■ Required action
Continue the piece on splitting street addresses with awk regular expressions, starting after its last sentence.

■ Excerpt to read
==============================

IMHO all you can do is a best-effort employing a series of regexps to match the addresses you know about, e.g. using GNU awk for the 3rd arg to match() and \s shorthand for [[:space:]] and 3 of the possible regexps defined:

$ cat tst.awk
BEGIN { OFS="\",\"" }
{
    name = number = type = ""
    gsub(/"/,"\"\"")
}
match($0,/^([^0-9]+)([0-9]+(-[0-9]+)?[[:alpha:]]?)$/,a) {
    # Example Street 1
    # Teststraße 2
    # Teststr. 1-5
    # Baker Street 221b
    # Test Street, 1
    type   = 1
    name   = a[1]
    number = a[2]
}
!type && match($0,/^([0-9]+[[:alpha:]])\s+([^0-9]+)$/,a) {
    # 221B Baker Street
    type   = 2
    name   = a[2]
    number = a[1]
}
!type && match($0,/^([0-9]+[[:alpha:]]{2}.*)\s+([0-9]+[[:alpha:]]?)$/,a) {
    # 19th Ave 3B
    type   = 3
    name   = a[1]
    number = a[2]
}
{
    gsub(/^\s+|\s+$/,"",name)
    gsub(/^\s+|\s+$/,"",number)
    if ( !doneHdr++ ) {
        print "\"" "type", "name", "number", "$0" "\""
    }
    print "\"" type, name, number, $0 "\""
}

$ awk -f tst.awk file
"type","name","number","$0"
"1","Example Street","1","Example Street 1"
"1","Teststraße","2","Teststraße 2"
"1","Teststr.","1-5","Teststr. 1-5"
"1","Baker Street","221b","Baker Street 221b"
"2","Baker Street","221B","221B Baker Street"
"3","19th Ave","3B","19th Ave 3B"
"","","","3B 2nd Ave"
"","","","1-3 2nd Mount x Ave"
"","","","105 Lock St # 219"
"1","Test Street,","1","Test Street, 1"
"","","","BookAve, 54, Extra Text 123#"

You'd add the other regexps to match the formats of address you know about in the appropriate order such that if an address might match 2 or more regexps you have the more restrictive regexp(s) first. You may actually want to modify the above to print a warning if an address matches 2 or more regexps as you may then want to tweak or re-order or consolidate them.

==============================

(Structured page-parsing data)
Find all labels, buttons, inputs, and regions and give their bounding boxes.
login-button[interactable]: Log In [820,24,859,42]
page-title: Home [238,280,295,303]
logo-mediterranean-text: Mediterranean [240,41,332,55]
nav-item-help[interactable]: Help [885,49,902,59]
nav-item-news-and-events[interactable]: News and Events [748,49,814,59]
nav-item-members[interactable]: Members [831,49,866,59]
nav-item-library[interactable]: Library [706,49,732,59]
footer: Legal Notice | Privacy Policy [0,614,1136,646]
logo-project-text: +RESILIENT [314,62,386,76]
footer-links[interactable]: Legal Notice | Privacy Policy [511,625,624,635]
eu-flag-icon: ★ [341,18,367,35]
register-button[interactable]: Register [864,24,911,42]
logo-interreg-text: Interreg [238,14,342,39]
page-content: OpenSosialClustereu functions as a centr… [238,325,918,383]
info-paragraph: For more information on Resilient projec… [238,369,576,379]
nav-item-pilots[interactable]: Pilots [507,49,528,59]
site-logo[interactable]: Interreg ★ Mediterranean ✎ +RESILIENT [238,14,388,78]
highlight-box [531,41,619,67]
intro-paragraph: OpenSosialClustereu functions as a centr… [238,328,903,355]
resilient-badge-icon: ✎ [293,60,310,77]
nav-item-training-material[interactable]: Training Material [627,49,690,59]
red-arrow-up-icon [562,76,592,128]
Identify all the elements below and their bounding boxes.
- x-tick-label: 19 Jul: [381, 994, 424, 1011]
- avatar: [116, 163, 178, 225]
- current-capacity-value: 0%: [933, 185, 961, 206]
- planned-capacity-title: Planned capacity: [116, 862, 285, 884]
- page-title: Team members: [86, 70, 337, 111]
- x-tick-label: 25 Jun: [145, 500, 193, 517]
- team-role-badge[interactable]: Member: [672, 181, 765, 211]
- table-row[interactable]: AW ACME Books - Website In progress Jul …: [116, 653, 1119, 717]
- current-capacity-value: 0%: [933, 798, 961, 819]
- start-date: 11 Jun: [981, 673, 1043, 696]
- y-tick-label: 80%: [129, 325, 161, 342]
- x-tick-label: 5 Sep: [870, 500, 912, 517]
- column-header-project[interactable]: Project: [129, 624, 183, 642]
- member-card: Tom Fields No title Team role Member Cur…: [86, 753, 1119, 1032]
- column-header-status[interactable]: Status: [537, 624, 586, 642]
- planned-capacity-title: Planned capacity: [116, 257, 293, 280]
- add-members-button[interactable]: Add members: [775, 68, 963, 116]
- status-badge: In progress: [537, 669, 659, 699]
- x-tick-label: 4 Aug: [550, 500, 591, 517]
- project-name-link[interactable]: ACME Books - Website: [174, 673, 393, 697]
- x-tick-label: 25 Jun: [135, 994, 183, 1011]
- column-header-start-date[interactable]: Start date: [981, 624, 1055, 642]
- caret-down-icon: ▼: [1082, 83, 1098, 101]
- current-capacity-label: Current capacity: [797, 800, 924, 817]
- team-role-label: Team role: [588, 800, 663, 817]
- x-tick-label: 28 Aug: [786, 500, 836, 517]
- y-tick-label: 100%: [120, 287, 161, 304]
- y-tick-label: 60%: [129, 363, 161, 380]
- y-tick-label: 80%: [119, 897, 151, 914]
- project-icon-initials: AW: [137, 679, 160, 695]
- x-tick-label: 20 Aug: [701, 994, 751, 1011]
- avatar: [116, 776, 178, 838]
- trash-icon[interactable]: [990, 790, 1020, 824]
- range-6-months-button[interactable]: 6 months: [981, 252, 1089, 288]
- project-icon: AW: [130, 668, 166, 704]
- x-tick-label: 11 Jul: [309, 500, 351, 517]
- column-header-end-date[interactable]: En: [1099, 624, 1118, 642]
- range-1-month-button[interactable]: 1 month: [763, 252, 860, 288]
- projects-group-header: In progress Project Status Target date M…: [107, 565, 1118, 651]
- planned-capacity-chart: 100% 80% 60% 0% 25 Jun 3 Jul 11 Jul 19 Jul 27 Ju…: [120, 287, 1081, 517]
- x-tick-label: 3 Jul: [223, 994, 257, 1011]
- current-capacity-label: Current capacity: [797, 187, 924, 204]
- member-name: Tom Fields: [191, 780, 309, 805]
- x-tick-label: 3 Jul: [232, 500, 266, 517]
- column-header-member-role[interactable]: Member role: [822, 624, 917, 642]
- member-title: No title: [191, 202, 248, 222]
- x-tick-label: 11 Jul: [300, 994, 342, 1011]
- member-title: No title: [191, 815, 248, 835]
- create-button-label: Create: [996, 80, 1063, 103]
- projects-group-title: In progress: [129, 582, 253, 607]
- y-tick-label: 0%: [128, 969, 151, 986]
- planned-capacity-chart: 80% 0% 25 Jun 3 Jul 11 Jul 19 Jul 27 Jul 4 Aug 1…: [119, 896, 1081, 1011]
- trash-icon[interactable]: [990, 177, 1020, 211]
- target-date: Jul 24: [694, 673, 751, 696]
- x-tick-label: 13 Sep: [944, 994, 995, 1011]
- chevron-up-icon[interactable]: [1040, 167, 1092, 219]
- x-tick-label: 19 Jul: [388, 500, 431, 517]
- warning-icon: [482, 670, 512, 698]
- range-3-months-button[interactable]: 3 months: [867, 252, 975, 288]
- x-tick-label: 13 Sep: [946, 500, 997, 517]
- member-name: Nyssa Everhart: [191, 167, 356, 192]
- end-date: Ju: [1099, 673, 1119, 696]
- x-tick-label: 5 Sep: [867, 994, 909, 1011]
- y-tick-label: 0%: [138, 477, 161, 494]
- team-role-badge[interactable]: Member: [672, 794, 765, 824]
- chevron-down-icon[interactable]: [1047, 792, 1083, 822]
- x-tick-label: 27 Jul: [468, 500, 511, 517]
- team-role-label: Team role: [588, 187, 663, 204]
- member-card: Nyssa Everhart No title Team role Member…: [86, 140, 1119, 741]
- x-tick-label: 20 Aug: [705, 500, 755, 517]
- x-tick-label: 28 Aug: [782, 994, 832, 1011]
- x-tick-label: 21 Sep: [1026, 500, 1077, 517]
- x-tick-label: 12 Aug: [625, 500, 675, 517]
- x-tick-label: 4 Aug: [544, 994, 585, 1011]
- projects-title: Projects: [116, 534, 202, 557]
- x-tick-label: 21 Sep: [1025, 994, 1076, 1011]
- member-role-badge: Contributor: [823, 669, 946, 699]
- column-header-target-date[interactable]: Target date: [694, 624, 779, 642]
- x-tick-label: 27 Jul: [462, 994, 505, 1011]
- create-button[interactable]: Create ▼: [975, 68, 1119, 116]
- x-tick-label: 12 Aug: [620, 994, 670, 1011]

==============================

■ Answer section
If you reach the print line with type still empty, that's the "invalid" case and then you could write/add a new regexp to match those if appropriate.

I do expect you'll come across cases where you simply can't write code to distinguish one address format from another but hopefully this best-effort approach will be adequate for your needs. If you have city/state/county you could always curl an address using google maps to see if it's real or not as a last-ditch effort for addresses you can't identify (but that'd take forever if you tried to do ONLY that for all your addresses).

Produce output however you like wherever you like once the address recognition algorithm is working, I'm just dumping CSV above for ease of developing/testing.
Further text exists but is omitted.